Exercise requirements:
A line counts if it contains the string "pueden"; say how many such lines there are, giving only the number.

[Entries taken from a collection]
--- begin ---

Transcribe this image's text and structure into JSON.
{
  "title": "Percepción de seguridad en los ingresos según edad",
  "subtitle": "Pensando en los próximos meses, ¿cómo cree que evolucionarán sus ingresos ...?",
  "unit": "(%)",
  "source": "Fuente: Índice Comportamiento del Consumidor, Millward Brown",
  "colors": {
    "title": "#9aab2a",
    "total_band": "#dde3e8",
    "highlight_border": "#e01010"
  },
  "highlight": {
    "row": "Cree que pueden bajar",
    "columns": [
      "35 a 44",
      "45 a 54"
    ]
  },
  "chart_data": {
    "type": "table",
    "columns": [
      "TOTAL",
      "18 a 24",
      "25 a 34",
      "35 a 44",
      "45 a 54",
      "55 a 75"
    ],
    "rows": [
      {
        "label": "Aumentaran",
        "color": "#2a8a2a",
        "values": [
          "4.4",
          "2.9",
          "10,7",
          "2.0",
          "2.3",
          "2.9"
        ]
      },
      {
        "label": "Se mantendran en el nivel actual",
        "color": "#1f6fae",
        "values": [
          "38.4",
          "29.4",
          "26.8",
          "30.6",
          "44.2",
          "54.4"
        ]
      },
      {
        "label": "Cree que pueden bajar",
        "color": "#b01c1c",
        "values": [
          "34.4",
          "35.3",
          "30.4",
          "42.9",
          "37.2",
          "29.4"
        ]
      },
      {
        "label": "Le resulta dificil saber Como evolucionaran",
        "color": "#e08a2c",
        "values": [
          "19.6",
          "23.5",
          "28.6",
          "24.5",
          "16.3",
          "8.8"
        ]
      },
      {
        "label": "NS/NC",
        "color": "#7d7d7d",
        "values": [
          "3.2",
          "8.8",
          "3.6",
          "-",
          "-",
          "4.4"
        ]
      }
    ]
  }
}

--- end ---
--- begin ---

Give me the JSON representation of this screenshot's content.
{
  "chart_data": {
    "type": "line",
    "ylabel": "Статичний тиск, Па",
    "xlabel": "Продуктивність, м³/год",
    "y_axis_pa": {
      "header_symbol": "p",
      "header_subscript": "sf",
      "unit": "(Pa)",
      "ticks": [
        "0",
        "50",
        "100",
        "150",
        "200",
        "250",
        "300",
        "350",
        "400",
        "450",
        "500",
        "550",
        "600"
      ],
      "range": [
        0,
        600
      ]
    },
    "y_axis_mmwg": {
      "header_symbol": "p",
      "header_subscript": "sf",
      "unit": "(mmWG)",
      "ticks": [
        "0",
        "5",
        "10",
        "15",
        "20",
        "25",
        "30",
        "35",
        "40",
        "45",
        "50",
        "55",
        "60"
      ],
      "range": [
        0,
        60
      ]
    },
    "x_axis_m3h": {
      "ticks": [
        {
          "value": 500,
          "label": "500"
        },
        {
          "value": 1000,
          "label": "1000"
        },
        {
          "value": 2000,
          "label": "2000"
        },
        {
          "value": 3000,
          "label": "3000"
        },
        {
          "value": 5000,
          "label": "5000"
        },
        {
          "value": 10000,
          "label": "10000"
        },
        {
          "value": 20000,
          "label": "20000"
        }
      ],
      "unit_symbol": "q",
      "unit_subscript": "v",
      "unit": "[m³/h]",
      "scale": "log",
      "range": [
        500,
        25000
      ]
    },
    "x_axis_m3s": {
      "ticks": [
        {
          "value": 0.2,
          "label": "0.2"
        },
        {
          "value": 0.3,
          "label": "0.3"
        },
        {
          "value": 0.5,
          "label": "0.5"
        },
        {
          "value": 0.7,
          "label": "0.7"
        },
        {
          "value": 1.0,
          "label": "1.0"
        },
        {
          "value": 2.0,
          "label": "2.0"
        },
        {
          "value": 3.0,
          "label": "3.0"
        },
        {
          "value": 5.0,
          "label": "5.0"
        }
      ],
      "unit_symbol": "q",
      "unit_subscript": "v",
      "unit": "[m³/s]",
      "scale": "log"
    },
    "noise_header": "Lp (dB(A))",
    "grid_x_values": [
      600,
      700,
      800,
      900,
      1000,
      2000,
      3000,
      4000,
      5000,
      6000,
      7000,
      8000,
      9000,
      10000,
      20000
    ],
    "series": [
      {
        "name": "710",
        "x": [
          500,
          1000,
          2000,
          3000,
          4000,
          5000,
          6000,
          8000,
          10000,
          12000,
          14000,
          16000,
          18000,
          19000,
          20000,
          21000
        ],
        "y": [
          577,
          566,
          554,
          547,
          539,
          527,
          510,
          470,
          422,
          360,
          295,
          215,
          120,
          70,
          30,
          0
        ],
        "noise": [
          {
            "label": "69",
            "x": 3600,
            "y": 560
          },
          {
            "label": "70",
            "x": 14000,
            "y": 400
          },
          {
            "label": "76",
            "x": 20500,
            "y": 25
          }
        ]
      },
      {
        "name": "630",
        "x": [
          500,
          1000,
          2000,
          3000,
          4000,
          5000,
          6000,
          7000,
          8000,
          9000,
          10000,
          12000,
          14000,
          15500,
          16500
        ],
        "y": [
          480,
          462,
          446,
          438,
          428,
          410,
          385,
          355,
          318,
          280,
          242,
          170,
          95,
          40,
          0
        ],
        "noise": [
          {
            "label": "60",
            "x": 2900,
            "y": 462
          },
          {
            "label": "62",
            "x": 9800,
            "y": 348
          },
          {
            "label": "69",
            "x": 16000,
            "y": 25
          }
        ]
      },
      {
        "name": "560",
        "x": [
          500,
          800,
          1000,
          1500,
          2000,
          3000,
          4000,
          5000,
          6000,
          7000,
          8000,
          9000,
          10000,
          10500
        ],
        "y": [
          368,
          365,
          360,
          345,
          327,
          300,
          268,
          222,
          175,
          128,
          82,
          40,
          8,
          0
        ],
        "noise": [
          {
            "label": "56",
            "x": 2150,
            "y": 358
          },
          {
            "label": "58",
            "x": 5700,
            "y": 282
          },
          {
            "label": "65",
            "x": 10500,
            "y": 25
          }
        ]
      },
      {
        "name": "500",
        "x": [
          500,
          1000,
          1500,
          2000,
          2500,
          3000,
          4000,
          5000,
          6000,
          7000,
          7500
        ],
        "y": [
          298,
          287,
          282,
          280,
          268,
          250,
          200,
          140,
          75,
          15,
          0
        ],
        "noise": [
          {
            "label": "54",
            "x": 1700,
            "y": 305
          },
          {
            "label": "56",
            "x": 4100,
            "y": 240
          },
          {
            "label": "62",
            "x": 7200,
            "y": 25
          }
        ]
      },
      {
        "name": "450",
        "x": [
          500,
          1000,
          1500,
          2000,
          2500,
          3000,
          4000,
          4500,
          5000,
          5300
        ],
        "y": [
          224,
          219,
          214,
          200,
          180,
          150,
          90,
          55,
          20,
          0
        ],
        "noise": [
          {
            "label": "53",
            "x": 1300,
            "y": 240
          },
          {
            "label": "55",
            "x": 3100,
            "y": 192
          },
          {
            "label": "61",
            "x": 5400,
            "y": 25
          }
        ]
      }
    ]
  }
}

--- end ---

Response to this task:
2